**EXERCISE OBJECTIVE**.
Check each line of the listing, and copy it if it contains the word "this".

**RECORD EXCERPTS**.

======

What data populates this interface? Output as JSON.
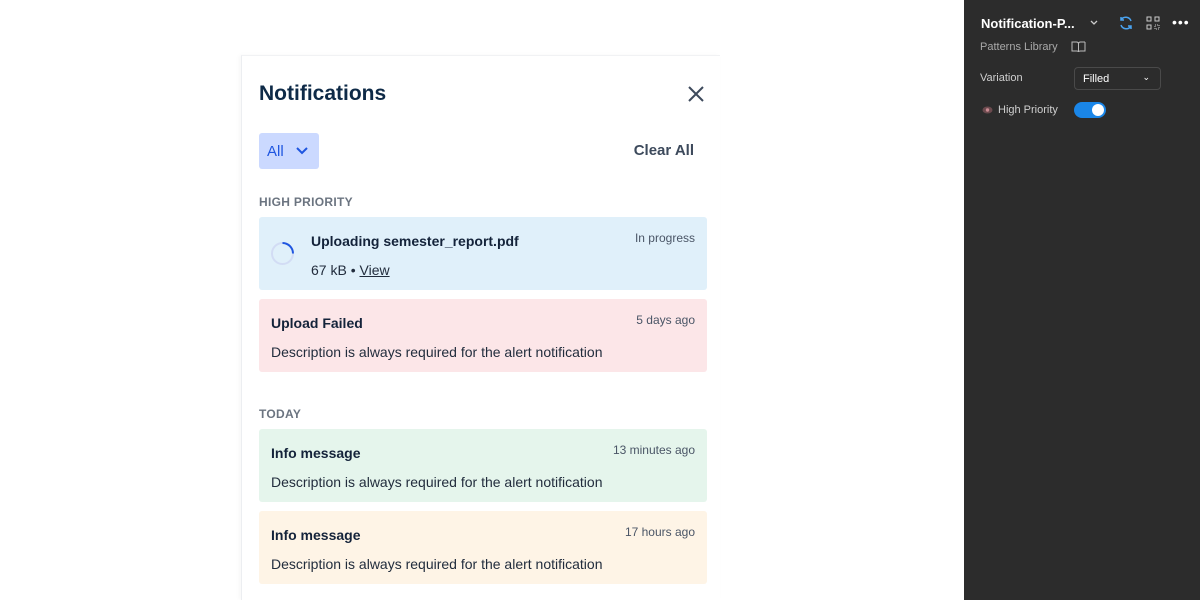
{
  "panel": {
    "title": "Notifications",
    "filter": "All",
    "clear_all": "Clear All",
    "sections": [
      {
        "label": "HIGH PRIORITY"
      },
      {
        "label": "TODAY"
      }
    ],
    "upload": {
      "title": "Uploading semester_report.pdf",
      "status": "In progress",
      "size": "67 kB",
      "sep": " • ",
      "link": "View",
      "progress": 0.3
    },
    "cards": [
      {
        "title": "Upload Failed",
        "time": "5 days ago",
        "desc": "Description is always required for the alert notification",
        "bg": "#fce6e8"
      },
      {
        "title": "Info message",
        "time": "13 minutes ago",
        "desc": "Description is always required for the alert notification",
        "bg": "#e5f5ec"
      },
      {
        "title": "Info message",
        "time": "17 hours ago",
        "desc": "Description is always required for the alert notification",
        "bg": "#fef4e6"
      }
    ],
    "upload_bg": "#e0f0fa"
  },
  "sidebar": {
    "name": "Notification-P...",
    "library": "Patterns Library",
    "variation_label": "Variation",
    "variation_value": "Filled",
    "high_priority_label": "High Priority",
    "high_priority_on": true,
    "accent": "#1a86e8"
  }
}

======

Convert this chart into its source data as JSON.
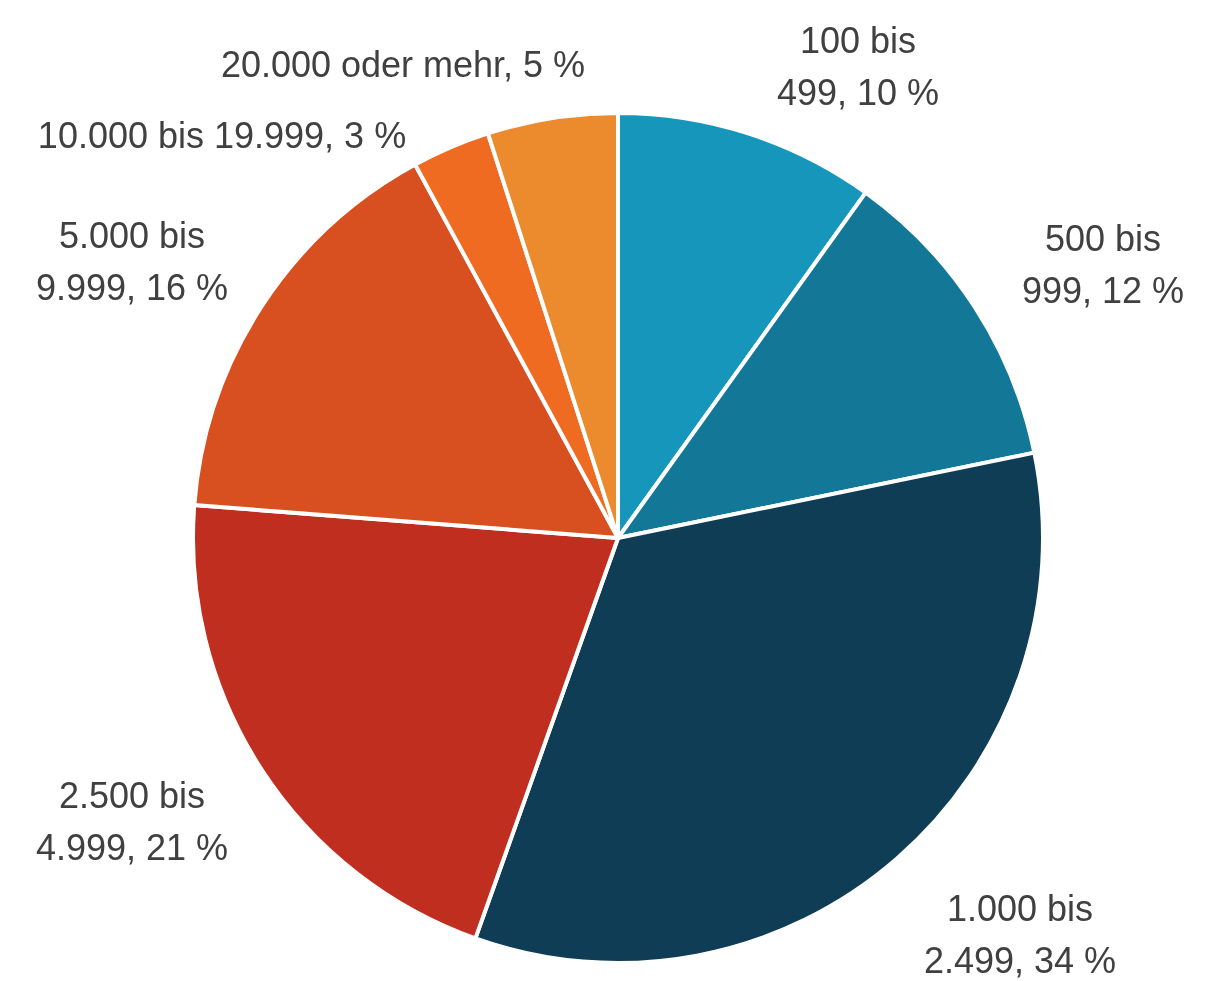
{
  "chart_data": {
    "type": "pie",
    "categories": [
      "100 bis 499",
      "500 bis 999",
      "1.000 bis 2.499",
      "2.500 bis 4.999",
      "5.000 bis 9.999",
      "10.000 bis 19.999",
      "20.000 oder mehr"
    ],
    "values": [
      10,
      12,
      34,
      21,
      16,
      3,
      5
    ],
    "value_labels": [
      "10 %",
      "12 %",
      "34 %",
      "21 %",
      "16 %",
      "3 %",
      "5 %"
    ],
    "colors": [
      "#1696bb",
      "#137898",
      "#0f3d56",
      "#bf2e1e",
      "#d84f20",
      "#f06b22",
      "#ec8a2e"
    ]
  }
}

======

**SOLUTION**.
What data populates this interface? Output as JSON.
Convert this chart into its source data as JSON.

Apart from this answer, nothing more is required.